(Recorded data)
* Begin *

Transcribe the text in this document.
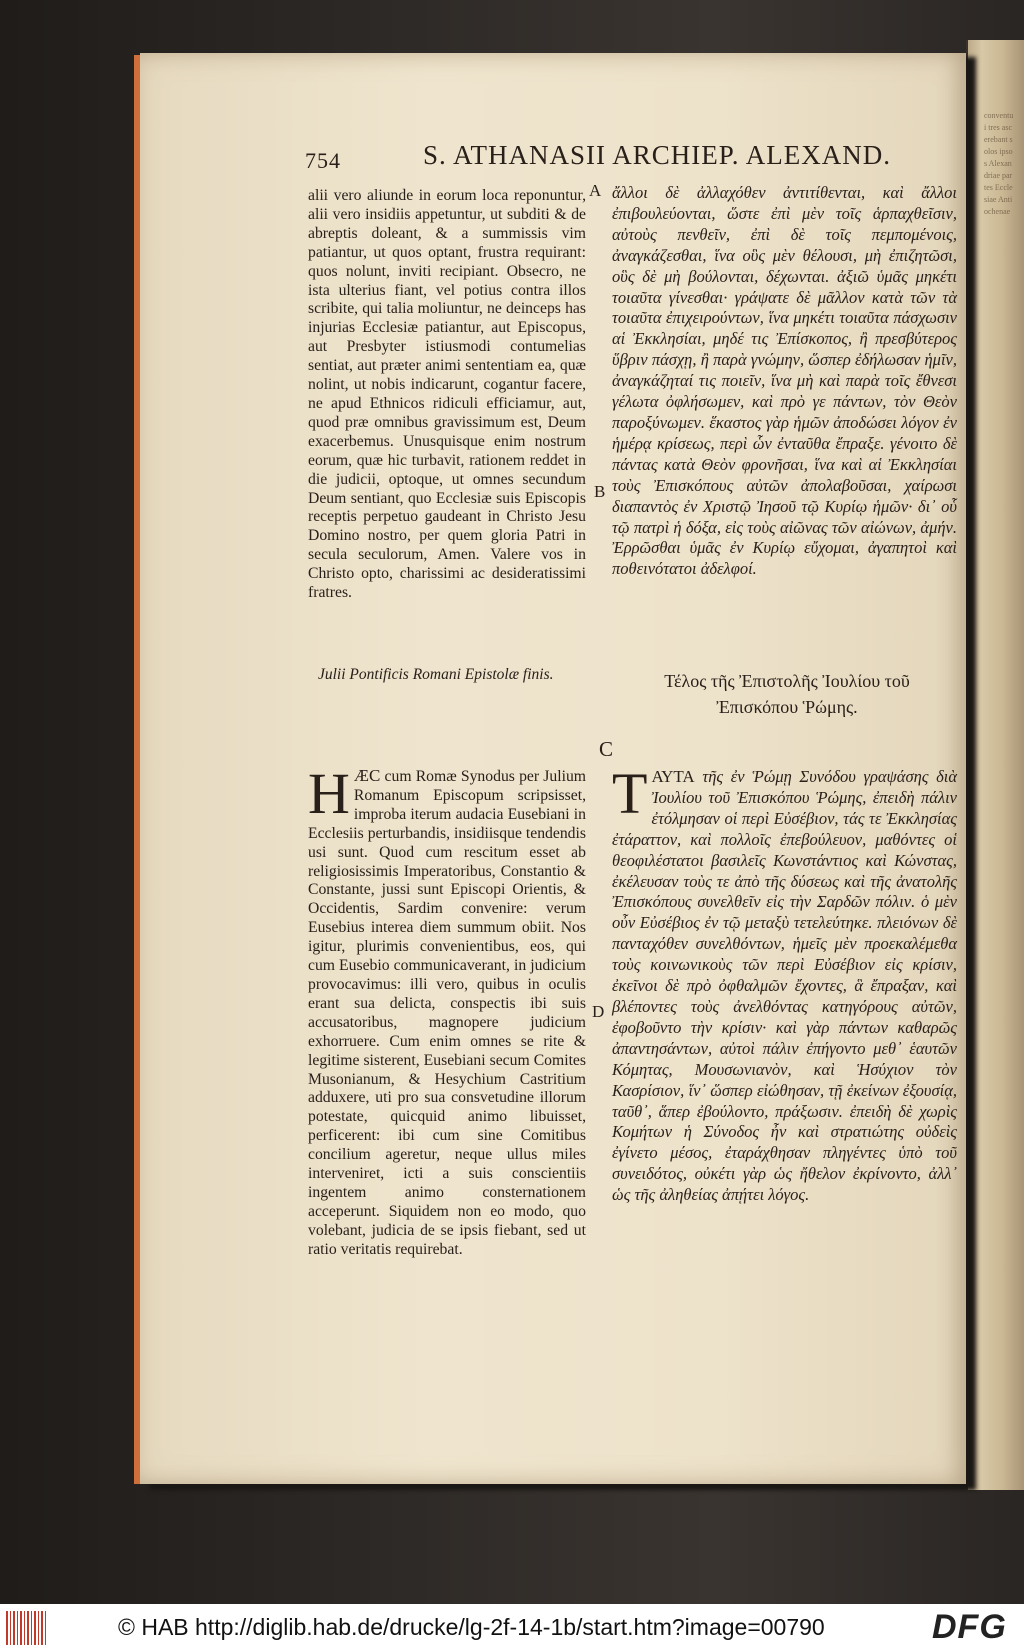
conventui tres ascerebant solos ipsos Alexandriae partes Ecclesiae Antiochenae
754	S. ATHANASII ARCHIEP. ALEXAND.
alii vero aliunde in eorum loca reponuntur, alii vero insidiis appetuntur, ut subditi & de abreptis doleant, & a summissis vim patiantur, ut quos optant, frustra requirant: quos nolunt, inviti recipiant. Obsecro, ne ista ulterius fiant, vel potius contra illos scribite, qui talia moliuntur, ne deinceps has injurias Ecclesiæ patiantur, aut Episcopus, aut Presbyter istiusmodi contumelias sentiat, aut præter animi sententiam ea, quæ nolint, ut nobis indicarunt, cogantur facere, ne apud Ethnicos ridiculi efficiamur, aut, quod præ omnibus gravissimum est, Deum exacerbemus. Unusquisque enim nostrum eorum, quæ hic turbavit, rationem reddet in die judicii, optoque, ut omnes secundum Deum sentiant, quo Ecclesiæ suis Episcopis receptis perpetuo gaudeant in Christo Jesu Domino nostro, per quem gloria Patri in secula seculorum, Amen. Valere vos in Christo opto, charissimi ac desideratissimi fratres.
ἄλλοι δὲ ἀλλαχόθεν ἀντιτίθενται, καὶ ἄλλοι ἐπιβουλεύονται, ὥστε ἐπὶ μὲν τοῖς ἁρπαχθεῖσιν, αὐτοὺς πενθεῖν, ἐπὶ δὲ τοῖς πεμπομένοις, ἀναγκάζεσθαι, ἵνα οὓς μὲν θέλουσι, μὴ ἐπιζητῶσι, οὓς δὲ μὴ βούλονται, δέχωνται. ἀξιῶ ὑμᾶς μηκέτι τοιαῦτα γίνεσθαι· γράψατε δὲ μᾶλλον κατὰ τῶν τὰ τοιαῦτα ἐπιχειρούντων, ἵνα μηκέτι τοιαῦτα πάσχωσιν αἱ Ἐκκλησίαι, μηδέ τις Ἐπίσκοπος, ἢ πρεσβύτερος ὕβριν πάσχῃ, ἢ παρὰ γνώμην, ὥσπερ ἐδήλωσαν ἡμῖν, ἀναγκάζηταί τις ποιεῖν, ἵνα μὴ καὶ παρὰ τοῖς ἔθνεσι γέλωτα ὀφλήσωμεν, καὶ πρὸ γε πάντων, τὸν Θεὸν παροξύνωμεν. ἕκαστος γὰρ ἡμῶν ἀποδώσει λόγον ἐν ἡμέρᾳ κρίσεως, περὶ ὧν ἐνταῦθα ἔπραξε. γένοιτο δὲ πάντας κατὰ Θεὸν φρονῆσαι, ἵνα καὶ αἱ Ἐκκλησίαι τοὺς Ἐπισκόπους αὐτῶν ἀπολαβοῦσαι, χαίρωσι διαπαντὸς ἐν Χριστῷ Ἰησοῦ τῷ Κυρίῳ ἡμῶν· δι᾽ οὗ τῷ πατρὶ ἡ δόξα, εἰς τοὺς αἰῶνας τῶν αἰώνων, ἀμήν. Ἐρρῶσθαι ὑμᾶς ἐν Κυρίῳ εὔχομαι, ἀγαπητοὶ καὶ ποθεινότατοι ἀδελφοί.
A
B
C
D
Julii Pontificis Romani Epistolæ finis.	Τέλος τῆς Ἐπιστολῆς Ἰουλίου τοῦ Ἐπισκόπου Ῥώμης.
HÆC cum Romæ Synodus per Julium Romanum Episcopum scripsisset, improba iterum audacia Eusebiani in Ecclesiis perturbandis, insidiisque tendendis usi sunt. Quod cum rescitum esset ab religiosissimis Imperatoribus, Constantio & Constante, jussi sunt Episcopi Orientis, & Occidentis, Sardim convenire: verum Eusebius interea diem summum obiit. Nos igitur, plurimis convenientibus, eos, qui cum Eusebio communicaverant, in judicium provocavimus: illi vero, quibus in oculis erant sua delicta, conspectis ibi suis accusatoribus, magnopere judicium exhorruere. Cum enim omnes se rite & legitime sisterent, Eusebiani secum Comites Musonianum, & Hesychium Castritium adduxere, uti pro sua consvetudine illorum potestate, quicquid animo libuisset, perficerent: ibi cum sine Comitibus concilium ageretur, neque ullus miles interveniret, icti a suis conscientiis ingentem animo consternationem acceperunt. Siquidem non eo modo, quo volebant, judicia de se ipsis fiebant, sed ut ratio veritatis requirebat.
ΤΑΥΤΑ τῆς ἐν Ῥώμῃ Συνόδου γραψάσης διὰ Ἰουλίου τοῦ Ἐπισκόπου Ῥώμης, ἐπειδὴ πάλιν ἐτόλμησαν οἱ περὶ Εὐσέβιον, τάς τε Ἐκκλησίας ἐτάραττον, καὶ πολλοῖς ἐπεβούλευον, μαθόντες οἱ θεοφιλέστατοι βασιλεῖς Κωνστάντιος καὶ Κώνστας, ἐκέλευσαν τοὺς τε ἀπὸ τῆς δύσεως καὶ τῆς ἀνατολῆς Ἐπισκόπους συνελθεῖν εἰς τὴν Σαρδῶν πόλιν. ὁ μὲν οὖν Εὐσέβιος ἐν τῷ μεταξὺ τετελεύτηκε. πλειόνων δὲ πανταχόθεν συνελθόντων, ἡμεῖς μὲν προεκαλέμεθα τοὺς κοινωνικοὺς τῶν περὶ Εὐσέβιον εἰς κρίσιν, ἐκεῖνοι δὲ πρὸ ὀφθαλμῶν ἔχοντες, ἃ ἔπραξαν, καὶ βλέποντες τοὺς ἀνελθόντας κατηγόρους αὐτῶν, ἐφοβοῦντο τὴν κρίσιν· καὶ γὰρ πάντων καθαρῶς ἀπαντησάντων, αὐτοὶ πάλιν ἐπήγοντο μεθ᾽ ἑαυτῶν Κόμητας, Μουσωνιανὸν, καὶ Ἡσύχιον τὸν Κασρίσιον, ἵν᾽ ὥσπερ εἰώθησαν, τῇ ἐκείνων ἐξουσίᾳ, ταῦθ᾽, ἅπερ ἐβούλοντο, πράξωσιν. ἐπειδὴ δὲ χωρὶς Κομήτων ἡ Σύνοδος ἦν καὶ στρατιώτης οὐδεὶς ἐγίνετο μέσος, ἐταράχθησαν πληγέντες ὑπὸ τοῦ συνειδότος, οὐκέτι γὰρ ὡς ἤθελον ἐκρίνοντο, ἀλλ᾽ ὡς τῆς ἀληθείας ἀπῄτει λόγος.
© HAB http://diglib.hab.de/drucke/lg-2f-14-1b/start.htm?image=00790	DFG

* End *

WHAT YOU ARE ASKED TO DO ->
How many lines in the listing contain "Ἰουλίου"? Answer with the number alone.

RESPONSE FOR THIS EXERCISE ->
2